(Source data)
==*==

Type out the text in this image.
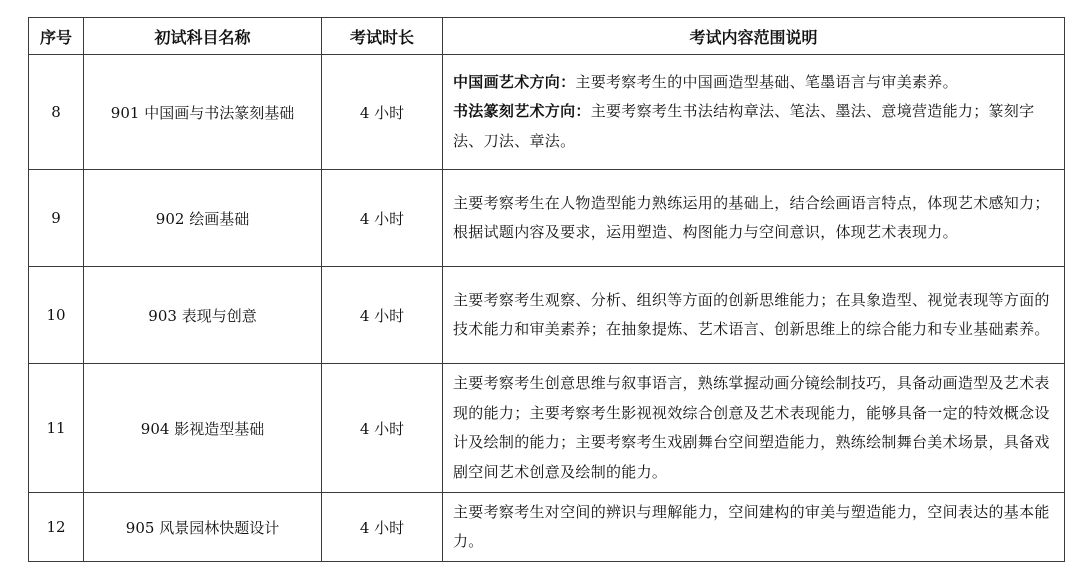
序号	初试科目名称	考试时长	考试内容范围说明
8	901 中国画与书法篆刻基础	4 小时	中国画艺术方向：主要考察考生的中国画造型基础、笔墨语言与审美素养。
书法篆刻艺术方向：主要考察考生书法结构章法、笔法、墨法、意境营造能力；篆刻字法、刀法、章法。

9	902 绘画基础	4 小时	主要考察考生在人物造型能力熟练运用的基础上，结合绘画语言特点，体现艺术感知力；根据试题内容及要求，运用塑造、构图能力与空间意识，体现艺术表现力。
10	903 表现与创意	4 小时	主要考察考生观察、分析、组织等方面的创新思维能力；在具象造型、视觉表现等方面的技术能力和审美素养；在抽象提炼、艺术语言、创新思维上的综合能力和专业基础素养。
11	904 影视造型基础	4 小时	主要考察考生创意思维与叙事语言，熟练掌握动画分镜绘制技巧，具备动画造型及艺术表现的能力；主要考察考生影视视效综合创意及艺术表现能力，能够具备一定的特效概念设计及绘制的能力；主要考察考生戏剧舞台空间塑造能力，熟练绘制舞台美术场景，具备戏剧空间艺术创意及绘制的能力。
12	905 风景园林快题设计	4 小时	主要考察考生对空间的辨识与理解能力，空间建构的审美与塑造能力，空间表达的基本能力。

==*==

Set the entries down again exactly. Do not include the images.

**Answer**
Type out the text in this image.
序号	初试科目名称	考试时长	考试内容范围说明
8	901 中国画与书法篆刻基础	4 小时	中国画艺术方向：主要考察考生的中国画造型基础、笔墨语言与审美素养。
书法篆刻艺术方向：主要考察考生书法结构章法、笔法、墨法、意境营造能力；篆刻字法、刀法、章法。

9	902 绘画基础	4 小时	主要考察考生在人物造型能力熟练运用的基础上，结合绘画语言特点，体现艺术感知力；根据试题内容及要求，运用塑造、构图能力与空间意识，体现艺术表现力。
10	903 表现与创意	4 小时	主要考察考生观察、分析、组织等方面的创新思维能力；在具象造型、视觉表现等方面的技术能力和审美素养；在抽象提炼、艺术语言、创新思维上的综合能力和专业基础素养。
11	904 影视造型基础	4 小时	主要考察考生创意思维与叙事语言，熟练掌握动画分镜绘制技巧，具备动画造型及艺术表现的能力；主要考察考生影视视效综合创意及艺术表现能力，能够具备一定的特效概念设计及绘制的能力；主要考察考生戏剧舞台空间塑造能力，熟练绘制舞台美术场景，具备戏剧空间艺术创意及绘制的能力。
12	905 风景园林快题设计	4 小时	主要考察考生对空间的辨识与理解能力，空间建构的审美与塑造能力，空间表达的基本能力。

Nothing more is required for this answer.